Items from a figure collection
──────────
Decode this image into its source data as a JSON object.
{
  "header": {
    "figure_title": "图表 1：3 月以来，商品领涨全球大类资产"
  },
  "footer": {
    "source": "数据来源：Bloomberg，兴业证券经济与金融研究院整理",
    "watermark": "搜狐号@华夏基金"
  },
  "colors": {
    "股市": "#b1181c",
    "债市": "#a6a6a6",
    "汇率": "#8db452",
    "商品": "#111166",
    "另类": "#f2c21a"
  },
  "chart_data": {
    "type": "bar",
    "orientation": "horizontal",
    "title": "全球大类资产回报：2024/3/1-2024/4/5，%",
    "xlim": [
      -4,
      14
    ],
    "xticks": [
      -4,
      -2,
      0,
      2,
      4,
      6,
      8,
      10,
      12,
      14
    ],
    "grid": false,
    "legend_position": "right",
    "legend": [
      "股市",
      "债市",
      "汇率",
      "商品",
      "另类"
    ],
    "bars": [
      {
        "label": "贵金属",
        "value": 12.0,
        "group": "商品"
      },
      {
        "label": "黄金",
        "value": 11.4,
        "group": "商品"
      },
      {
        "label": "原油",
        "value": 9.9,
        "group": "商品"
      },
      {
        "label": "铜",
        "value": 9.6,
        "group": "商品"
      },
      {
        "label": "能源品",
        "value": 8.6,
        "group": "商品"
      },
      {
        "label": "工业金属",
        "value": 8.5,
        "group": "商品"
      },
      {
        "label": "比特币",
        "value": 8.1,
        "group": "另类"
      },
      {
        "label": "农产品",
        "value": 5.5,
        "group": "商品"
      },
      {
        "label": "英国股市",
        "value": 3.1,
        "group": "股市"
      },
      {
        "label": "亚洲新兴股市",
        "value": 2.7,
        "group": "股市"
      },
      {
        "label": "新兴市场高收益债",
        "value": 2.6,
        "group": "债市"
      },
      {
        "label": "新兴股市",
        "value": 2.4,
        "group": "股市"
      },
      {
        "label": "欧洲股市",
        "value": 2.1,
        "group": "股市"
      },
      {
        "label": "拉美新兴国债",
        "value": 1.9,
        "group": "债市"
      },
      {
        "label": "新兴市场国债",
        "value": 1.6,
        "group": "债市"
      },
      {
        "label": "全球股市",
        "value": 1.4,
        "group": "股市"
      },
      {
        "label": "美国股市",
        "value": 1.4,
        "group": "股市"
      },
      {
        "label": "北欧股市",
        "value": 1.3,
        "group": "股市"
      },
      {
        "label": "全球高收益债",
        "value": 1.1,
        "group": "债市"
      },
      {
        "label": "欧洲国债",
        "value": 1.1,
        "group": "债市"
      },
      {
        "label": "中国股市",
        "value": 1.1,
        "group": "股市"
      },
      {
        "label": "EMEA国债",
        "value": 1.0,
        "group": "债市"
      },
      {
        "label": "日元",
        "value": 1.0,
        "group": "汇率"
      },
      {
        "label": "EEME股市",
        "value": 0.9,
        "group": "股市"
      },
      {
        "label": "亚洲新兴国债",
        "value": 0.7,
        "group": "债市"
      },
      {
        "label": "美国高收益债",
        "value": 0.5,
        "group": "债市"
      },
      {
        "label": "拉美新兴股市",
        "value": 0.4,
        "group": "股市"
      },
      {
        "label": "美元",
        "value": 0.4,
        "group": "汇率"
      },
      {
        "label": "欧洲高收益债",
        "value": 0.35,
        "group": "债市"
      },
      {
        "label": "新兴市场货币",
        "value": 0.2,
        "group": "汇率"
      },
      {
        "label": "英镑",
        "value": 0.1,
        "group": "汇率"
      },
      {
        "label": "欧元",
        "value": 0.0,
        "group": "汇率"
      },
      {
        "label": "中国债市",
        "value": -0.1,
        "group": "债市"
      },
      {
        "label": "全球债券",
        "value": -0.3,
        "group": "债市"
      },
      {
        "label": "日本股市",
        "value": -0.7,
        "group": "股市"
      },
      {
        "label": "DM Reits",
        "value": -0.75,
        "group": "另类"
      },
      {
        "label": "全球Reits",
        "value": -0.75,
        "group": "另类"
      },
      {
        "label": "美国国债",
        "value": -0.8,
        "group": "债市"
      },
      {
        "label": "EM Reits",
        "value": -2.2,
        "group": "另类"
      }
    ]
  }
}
──────────
■ Written exercise: Working from the material above, retype it in its entirety without change.

■ Task answer:
Decode this image into its source data as a JSON object.
{
  "header": {
    "figure_title": "图表 1：3 月以来，商品领涨全球大类资产"
  },
  "footer": {
    "source": "数据来源：Bloomberg，兴业证券经济与金融研究院整理",
    "watermark": "搜狐号@华夏基金"
  },
  "colors": {
    "股市": "#b1181c",
    "债市": "#a6a6a6",
    "汇率": "#8db452",
    "商品": "#111166",
    "另类": "#f2c21a"
  },
  "chart_data": {
    "type": "bar",
    "orientation": "horizontal",
    "title": "全球大类资产回报：2024/3/1-2024/4/5，%",
    "xlim": [
      -4,
      14
    ],
    "xticks": [
      -4,
      -2,
      0,
      2,
      4,
      6,
      8,
      10,
      12,
      14
    ],
    "grid": false,
    "legend_position": "right",
    "legend": [
      "股市",
      "债市",
      "汇率",
      "商品",
      "另类"
    ],
    "bars": [
      {
        "label": "贵金属",
        "value": 12.0,
        "group": "商品"
      },
      {
        "label": "黄金",
        "value": 11.4,
        "group": "商品"
      },
      {
        "label": "原油",
        "value": 9.9,
        "group": "商品"
      },
      {
        "label": "铜",
        "value": 9.6,
        "group": "商品"
      },
      {
        "label": "能源品",
        "value": 8.6,
        "group": "商品"
      },
      {
        "label": "工业金属",
        "value": 8.5,
        "group": "商品"
      },
      {
        "label": "比特币",
        "value": 8.1,
        "group": "另类"
      },
      {
        "label": "农产品",
        "value": 5.5,
        "group": "商品"
      },
      {
        "label": "英国股市",
        "value": 3.1,
        "group": "股市"
      },
      {
        "label": "亚洲新兴股市",
        "value": 2.7,
        "group": "股市"
      },
      {
        "label": "新兴市场高收益债",
        "value": 2.6,
        "group": "债市"
      },
      {
        "label": "新兴股市",
        "value": 2.4,
        "group": "股市"
      },
      {
        "label": "欧洲股市",
        "value": 2.1,
        "group": "股市"
      },
      {
        "label": "拉美新兴国债",
        "value": 1.9,
        "group": "债市"
      },
      {
        "label": "新兴市场国债",
        "value": 1.6,
        "group": "债市"
      },
      {
        "label": "全球股市",
        "value": 1.4,
        "group": "股市"
      },
      {
        "label": "美国股市",
        "value": 1.4,
        "group": "股市"
      },
      {
        "label": "北欧股市",
        "value": 1.3,
        "group": "股市"
      },
      {
        "label": "全球高收益债",
        "value": 1.1,
        "group": "债市"
      },
      {
        "label": "欧洲国债",
        "value": 1.1,
        "group": "债市"
      },
      {
        "label": "中国股市",
        "value": 1.1,
        "group": "股市"
      },
      {
        "label": "EMEA国债",
        "value": 1.0,
        "group": "债市"
      },
      {
        "label": "日元",
        "value": 1.0,
        "group": "汇率"
      },
      {
        "label": "EEME股市",
        "value": 0.9,
        "group": "股市"
      },
      {
        "label": "亚洲新兴国债",
        "value": 0.7,
        "group": "债市"
      },
      {
        "label": "美国高收益债",
        "value": 0.5,
        "group": "债市"
      },
      {
        "label": "拉美新兴股市",
        "value": 0.4,
        "group": "股市"
      },
      {
        "label": "美元",
        "value": 0.4,
        "group": "汇率"
      },
      {
        "label": "欧洲高收益债",
        "value": 0.35,
        "group": "债市"
      },
      {
        "label": "新兴市场货币",
        "value": 0.2,
        "group": "汇率"
      },
      {
        "label": "英镑",
        "value": 0.1,
        "group": "汇率"
      },
      {
        "label": "欧元",
        "value": 0.0,
        "group": "汇率"
      },
      {
        "label": "中国债市",
        "value": -0.1,
        "group": "债市"
      },
      {
        "label": "全球债券",
        "value": -0.3,
        "group": "债市"
      },
      {
        "label": "日本股市",
        "value": -0.7,
        "group": "股市"
      },
      {
        "label": "DM Reits",
        "value": -0.75,
        "group": "另类"
      },
      {
        "label": "全球Reits",
        "value": -0.75,
        "group": "另类"
      },
      {
        "label": "美国国债",
        "value": -0.8,
        "group": "债市"
      },
      {
        "label": "EM Reits",
        "value": -2.2,
        "group": "另类"
      }
    ]
  }
}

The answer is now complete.